■ To be done
Every entry must be given again exactly.

■ Data
::::::::::

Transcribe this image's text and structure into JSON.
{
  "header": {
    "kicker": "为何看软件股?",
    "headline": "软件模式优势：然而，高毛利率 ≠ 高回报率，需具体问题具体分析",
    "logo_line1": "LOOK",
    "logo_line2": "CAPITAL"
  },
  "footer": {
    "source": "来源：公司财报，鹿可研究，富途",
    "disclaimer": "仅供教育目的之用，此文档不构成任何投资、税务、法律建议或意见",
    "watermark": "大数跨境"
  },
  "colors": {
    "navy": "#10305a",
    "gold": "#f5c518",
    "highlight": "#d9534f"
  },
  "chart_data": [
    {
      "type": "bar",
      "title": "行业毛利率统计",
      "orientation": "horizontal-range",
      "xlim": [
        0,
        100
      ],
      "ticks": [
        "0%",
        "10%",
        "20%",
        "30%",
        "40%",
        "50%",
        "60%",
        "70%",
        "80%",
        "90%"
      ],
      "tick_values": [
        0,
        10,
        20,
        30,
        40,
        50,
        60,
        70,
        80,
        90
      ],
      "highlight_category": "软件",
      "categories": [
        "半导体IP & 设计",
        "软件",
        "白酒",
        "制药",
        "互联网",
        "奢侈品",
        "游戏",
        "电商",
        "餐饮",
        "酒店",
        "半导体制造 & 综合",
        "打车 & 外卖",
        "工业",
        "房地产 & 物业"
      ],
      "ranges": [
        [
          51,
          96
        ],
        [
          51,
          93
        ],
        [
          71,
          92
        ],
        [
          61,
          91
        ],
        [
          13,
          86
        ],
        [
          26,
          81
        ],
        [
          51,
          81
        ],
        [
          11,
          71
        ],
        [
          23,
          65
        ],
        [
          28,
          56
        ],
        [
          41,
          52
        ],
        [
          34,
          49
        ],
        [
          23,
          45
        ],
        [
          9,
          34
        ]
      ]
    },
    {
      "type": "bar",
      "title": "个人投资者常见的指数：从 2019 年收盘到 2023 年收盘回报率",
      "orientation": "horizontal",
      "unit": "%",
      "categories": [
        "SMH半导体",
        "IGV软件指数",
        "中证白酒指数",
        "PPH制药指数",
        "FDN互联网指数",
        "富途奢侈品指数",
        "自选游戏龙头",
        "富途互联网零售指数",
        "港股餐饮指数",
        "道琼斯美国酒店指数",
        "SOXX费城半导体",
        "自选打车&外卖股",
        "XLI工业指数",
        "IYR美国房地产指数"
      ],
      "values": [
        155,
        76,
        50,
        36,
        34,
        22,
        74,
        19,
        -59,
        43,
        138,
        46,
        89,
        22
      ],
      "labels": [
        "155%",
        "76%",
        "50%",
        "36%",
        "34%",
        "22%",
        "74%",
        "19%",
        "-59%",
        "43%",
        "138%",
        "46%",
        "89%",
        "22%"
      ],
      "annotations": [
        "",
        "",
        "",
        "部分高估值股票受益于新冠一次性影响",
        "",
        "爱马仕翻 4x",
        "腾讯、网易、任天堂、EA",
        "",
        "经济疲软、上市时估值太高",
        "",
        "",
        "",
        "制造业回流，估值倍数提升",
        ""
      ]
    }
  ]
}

::::::::::

■ Full response
Transcribe this image's text and structure into JSON.
{
  "header": {
    "kicker": "为何看软件股?",
    "headline": "软件模式优势：然而，高毛利率 ≠ 高回报率，需具体问题具体分析",
    "logo_line1": "LOOK",
    "logo_line2": "CAPITAL"
  },
  "footer": {
    "source": "来源：公司财报，鹿可研究，富途",
    "disclaimer": "仅供教育目的之用，此文档不构成任何投资、税务、法律建议或意见",
    "watermark": "大数跨境"
  },
  "colors": {
    "navy": "#10305a",
    "gold": "#f5c518",
    "highlight": "#d9534f"
  },
  "chart_data": [
    {
      "type": "bar",
      "title": "行业毛利率统计",
      "orientation": "horizontal-range",
      "xlim": [
        0,
        100
      ],
      "ticks": [
        "0%",
        "10%",
        "20%",
        "30%",
        "40%",
        "50%",
        "60%",
        "70%",
        "80%",
        "90%"
      ],
      "tick_values": [
        0,
        10,
        20,
        30,
        40,
        50,
        60,
        70,
        80,
        90
      ],
      "highlight_category": "软件",
      "categories": [
        "半导体IP & 设计",
        "软件",
        "白酒",
        "制药",
        "互联网",
        "奢侈品",
        "游戏",
        "电商",
        "餐饮",
        "酒店",
        "半导体制造 & 综合",
        "打车 & 外卖",
        "工业",
        "房地产 & 物业"
      ],
      "ranges": [
        [
          51,
          96
        ],
        [
          51,
          93
        ],
        [
          71,
          92
        ],
        [
          61,
          91
        ],
        [
          13,
          86
        ],
        [
          26,
          81
        ],
        [
          51,
          81
        ],
        [
          11,
          71
        ],
        [
          23,
          65
        ],
        [
          28,
          56
        ],
        [
          41,
          52
        ],
        [
          34,
          49
        ],
        [
          23,
          45
        ],
        [
          9,
          34
        ]
      ]
    },
    {
      "type": "bar",
      "title": "个人投资者常见的指数：从 2019 年收盘到 2023 年收盘回报率",
      "orientation": "horizontal",
      "unit": "%",
      "categories": [
        "SMH半导体",
        "IGV软件指数",
        "中证白酒指数",
        "PPH制药指数",
        "FDN互联网指数",
        "富途奢侈品指数",
        "自选游戏龙头",
        "富途互联网零售指数",
        "港股餐饮指数",
        "道琼斯美国酒店指数",
        "SOXX费城半导体",
        "自选打车&外卖股",
        "XLI工业指数",
        "IYR美国房地产指数"
      ],
      "values": [
        155,
        76,
        50,
        36,
        34,
        22,
        74,
        19,
        -59,
        43,
        138,
        46,
        89,
        22
      ],
      "labels": [
        "155%",
        "76%",
        "50%",
        "36%",
        "34%",
        "22%",
        "74%",
        "19%",
        "-59%",
        "43%",
        "138%",
        "46%",
        "89%",
        "22%"
      ],
      "annotations": [
        "",
        "",
        "",
        "部分高估值股票受益于新冠一次性影响",
        "",
        "爱马仕翻 4x",
        "腾讯、网易、任天堂、EA",
        "",
        "经济疲软、上市时估值太高",
        "",
        "",
        "",
        "制造业回流，估值倍数提升",
        ""
      ]
    }
  ]
}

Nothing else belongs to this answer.